**TASK PROMPT**
Collect all lines containing the word "know" from the data.

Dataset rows
══════════
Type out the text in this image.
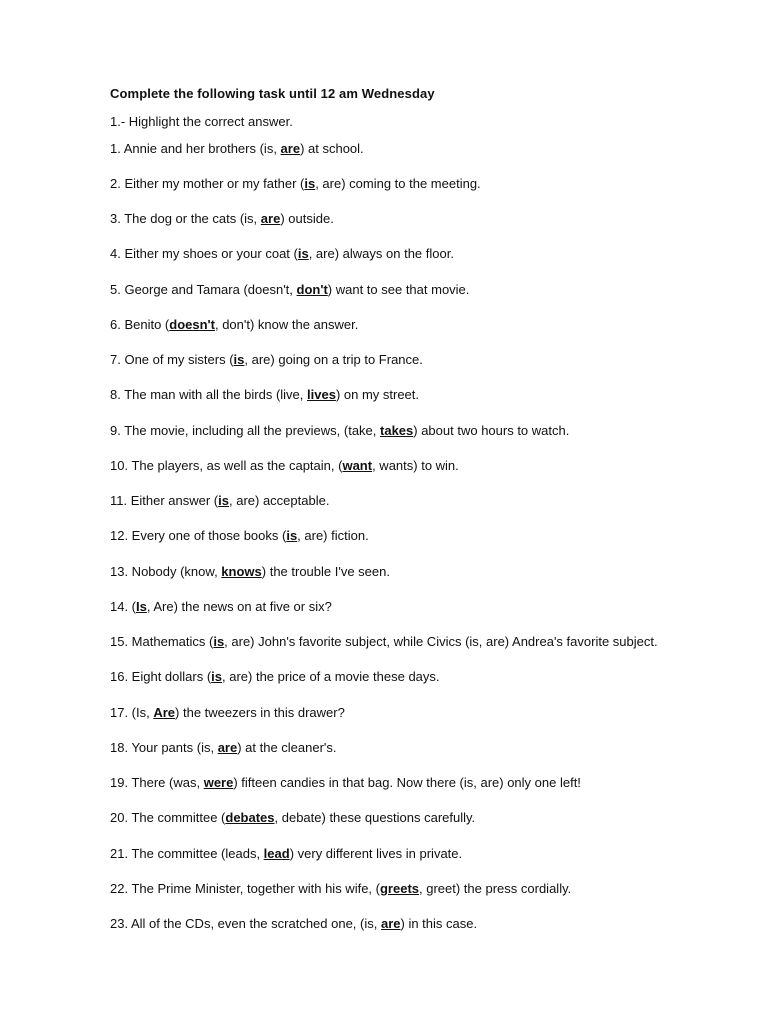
Complete the following task until 12 am Wednesday
1.- Highlight the correct answer.
1. Annie and her brothers (is, are) at school.
2. Either my mother or my father (is, are) coming to the meeting.
3. The dog or the cats (is, are) outside.
4. Either my shoes or your coat (is, are) always on the floor.
5. George and Tamara (doesn't, don't) want to see that movie.
6. Benito (doesn't, don't) know the answer.
7. One of my sisters (is, are) going on a trip to France.
8. The man with all the birds (live, lives) on my street.
9. The movie, including all the previews, (take, takes) about two hours to watch.
10. The players, as well as the captain, (want, wants) to win.
11. Either answer (is, are) acceptable.
12. Every one of those books (is, are) fiction.
13. Nobody (know, knows) the trouble I've seen.
14. (Is, Are) the news on at five or six?
15. Mathematics (is, are) John's favorite subject, while Civics (is, are) Andrea's favorite subject.
16. Eight dollars (is, are) the price of a movie these days.
17. (Is, Are) the tweezers in this drawer?
18. Your pants (is, are) at the cleaner's.
19. There (was, were) fifteen candies in that bag. Now there (is, are) only one left!
20. The committee (debates, debate) these questions carefully.
21. The committee (leads, lead) very different lives in private.
22. The Prime Minister, together with his wife, (greets, greet) the press cordially.
23. All of the CDs, even the scratched one, (is, are) in this case.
══════════
**COMPLETED TASK**
6. Benito (doesn't, don't) know the answer.
13. Nobody (know, knows) the trouble I've seen.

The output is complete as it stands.